- **Material shown**
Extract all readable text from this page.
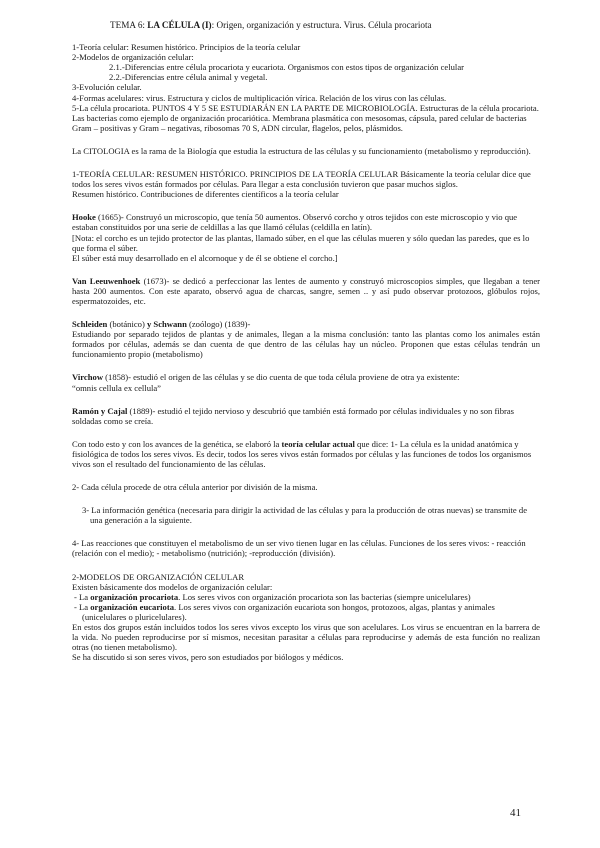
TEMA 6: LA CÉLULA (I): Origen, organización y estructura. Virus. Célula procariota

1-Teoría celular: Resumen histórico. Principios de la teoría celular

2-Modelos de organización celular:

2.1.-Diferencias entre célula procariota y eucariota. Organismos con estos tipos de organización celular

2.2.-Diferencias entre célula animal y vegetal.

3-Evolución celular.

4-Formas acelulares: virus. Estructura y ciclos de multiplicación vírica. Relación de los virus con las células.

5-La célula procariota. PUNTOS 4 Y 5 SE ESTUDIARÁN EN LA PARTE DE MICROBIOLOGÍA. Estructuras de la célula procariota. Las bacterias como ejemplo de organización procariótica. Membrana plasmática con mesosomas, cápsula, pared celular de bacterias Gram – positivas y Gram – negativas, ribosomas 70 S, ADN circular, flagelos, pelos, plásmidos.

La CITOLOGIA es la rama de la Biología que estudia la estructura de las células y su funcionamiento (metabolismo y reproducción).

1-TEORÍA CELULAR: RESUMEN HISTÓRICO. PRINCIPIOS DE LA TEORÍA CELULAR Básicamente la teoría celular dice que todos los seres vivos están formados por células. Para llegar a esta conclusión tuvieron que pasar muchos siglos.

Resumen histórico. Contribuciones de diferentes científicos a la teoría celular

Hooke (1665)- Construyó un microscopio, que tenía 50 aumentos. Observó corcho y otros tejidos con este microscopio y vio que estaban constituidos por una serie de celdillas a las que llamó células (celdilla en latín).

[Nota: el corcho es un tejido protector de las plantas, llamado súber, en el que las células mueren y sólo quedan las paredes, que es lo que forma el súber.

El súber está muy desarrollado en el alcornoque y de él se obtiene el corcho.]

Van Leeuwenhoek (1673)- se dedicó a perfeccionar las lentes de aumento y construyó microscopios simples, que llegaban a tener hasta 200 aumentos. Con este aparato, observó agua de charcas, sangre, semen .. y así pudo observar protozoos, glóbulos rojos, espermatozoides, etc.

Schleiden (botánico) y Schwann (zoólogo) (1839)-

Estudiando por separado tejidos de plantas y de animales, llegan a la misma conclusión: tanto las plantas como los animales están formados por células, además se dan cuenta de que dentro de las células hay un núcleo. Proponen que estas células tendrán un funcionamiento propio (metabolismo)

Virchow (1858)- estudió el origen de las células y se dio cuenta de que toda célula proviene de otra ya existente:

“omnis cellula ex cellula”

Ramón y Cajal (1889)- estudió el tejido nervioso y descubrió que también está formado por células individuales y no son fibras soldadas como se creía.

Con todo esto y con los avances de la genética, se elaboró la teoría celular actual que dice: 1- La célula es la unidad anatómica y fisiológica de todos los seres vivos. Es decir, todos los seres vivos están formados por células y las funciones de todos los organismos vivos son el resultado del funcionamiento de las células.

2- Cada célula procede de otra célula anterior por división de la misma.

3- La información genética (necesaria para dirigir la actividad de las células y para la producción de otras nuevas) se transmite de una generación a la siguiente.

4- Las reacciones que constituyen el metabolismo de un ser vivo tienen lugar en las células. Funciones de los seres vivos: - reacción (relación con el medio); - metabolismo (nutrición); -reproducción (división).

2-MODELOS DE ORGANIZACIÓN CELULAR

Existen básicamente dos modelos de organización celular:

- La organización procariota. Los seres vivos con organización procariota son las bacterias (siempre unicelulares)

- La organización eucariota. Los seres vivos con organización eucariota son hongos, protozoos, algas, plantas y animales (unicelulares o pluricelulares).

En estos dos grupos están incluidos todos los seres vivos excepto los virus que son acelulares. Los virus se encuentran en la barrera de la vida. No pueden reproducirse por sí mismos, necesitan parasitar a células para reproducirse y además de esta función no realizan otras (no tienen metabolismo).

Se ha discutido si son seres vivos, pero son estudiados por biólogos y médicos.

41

- **Exercise directions**
Please output every entry exactly as written, apart from the pictures.

- **Response area**
Extract all readable text from this page.
TEMA 6: LA CÉLULA (I): Origen, organización y estructura. Virus. Célula procariota

1-Teoría celular: Resumen histórico. Principios de la teoría celular

2-Modelos de organización celular:

2.1.-Diferencias entre célula procariota y eucariota. Organismos con estos tipos de organización celular

2.2.-Diferencias entre célula animal y vegetal.

3-Evolución celular.

4-Formas acelulares: virus. Estructura y ciclos de multiplicación vírica. Relación de los virus con las células.

5-La célula procariota. PUNTOS 4 Y 5 SE ESTUDIARÁN EN LA PARTE DE MICROBIOLOGÍA. Estructuras de la célula procariota. Las bacterias como ejemplo de organización procariótica. Membrana plasmática con mesosomas, cápsula, pared celular de bacterias Gram – positivas y Gram – negativas, ribosomas 70 S, ADN circular, flagelos, pelos, plásmidos.

La CITOLOGIA es la rama de la Biología que estudia la estructura de las células y su funcionamiento (metabolismo y reproducción).

1-TEORÍA CELULAR: RESUMEN HISTÓRICO. PRINCIPIOS DE LA TEORÍA CELULAR Básicamente la teoría celular dice que todos los seres vivos están formados por células. Para llegar a esta conclusión tuvieron que pasar muchos siglos.

Resumen histórico. Contribuciones de diferentes científicos a la teoría celular

Hooke (1665)- Construyó un microscopio, que tenía 50 aumentos. Observó corcho y otros tejidos con este microscopio y vio que estaban constituidos por una serie de celdillas a las que llamó células (celdilla en latín).

[Nota: el corcho es un tejido protector de las plantas, llamado súber, en el que las células mueren y sólo quedan las paredes, que es lo que forma el súber.

El súber está muy desarrollado en el alcornoque y de él se obtiene el corcho.]

Van Leeuwenhoek (1673)- se dedicó a perfeccionar las lentes de aumento y construyó microscopios simples, que llegaban a tener hasta 200 aumentos. Con este aparato, observó agua de charcas, sangre, semen .. y así pudo observar protozoos, glóbulos rojos, espermatozoides, etc.

Schleiden (botánico) y Schwann (zoólogo) (1839)-

Estudiando por separado tejidos de plantas y de animales, llegan a la misma conclusión: tanto las plantas como los animales están formados por células, además se dan cuenta de que dentro de las células hay un núcleo. Proponen que estas células tendrán un funcionamiento propio (metabolismo)

Virchow (1858)- estudió el origen de las células y se dio cuenta de que toda célula proviene de otra ya existente:

“omnis cellula ex cellula”

Ramón y Cajal (1889)- estudió el tejido nervioso y descubrió que también está formado por células individuales y no son fibras soldadas como se creía.

Con todo esto y con los avances de la genética, se elaboró la teoría celular actual que dice: 1- La célula es la unidad anatómica y fisiológica de todos los seres vivos. Es decir, todos los seres vivos están formados por células y las funciones de todos los organismos vivos son el resultado del funcionamiento de las células.

2- Cada célula procede de otra célula anterior por división de la misma.

3- La información genética (necesaria para dirigir la actividad de las células y para la producción de otras nuevas) se transmite de una generación a la siguiente.

4- Las reacciones que constituyen el metabolismo de un ser vivo tienen lugar en las células. Funciones de los seres vivos: - reacción (relación con el medio); - metabolismo (nutrición); -reproducción (división).

2-MODELOS DE ORGANIZACIÓN CELULAR

Existen básicamente dos modelos de organización celular:

- La organización procariota. Los seres vivos con organización procariota son las bacterias (siempre unicelulares)

- La organización eucariota. Los seres vivos con organización eucariota son hongos, protozoos, algas, plantas y animales (unicelulares o pluricelulares).

En estos dos grupos están incluidos todos los seres vivos excepto los virus que son acelulares. Los virus se encuentran en la barrera de la vida. No pueden reproducirse por sí mismos, necesitan parasitar a células para reproducirse y además de esta función no realizan otras (no tienen metabolismo).

Se ha discutido si son seres vivos, pero son estudiados por biólogos y médicos.

41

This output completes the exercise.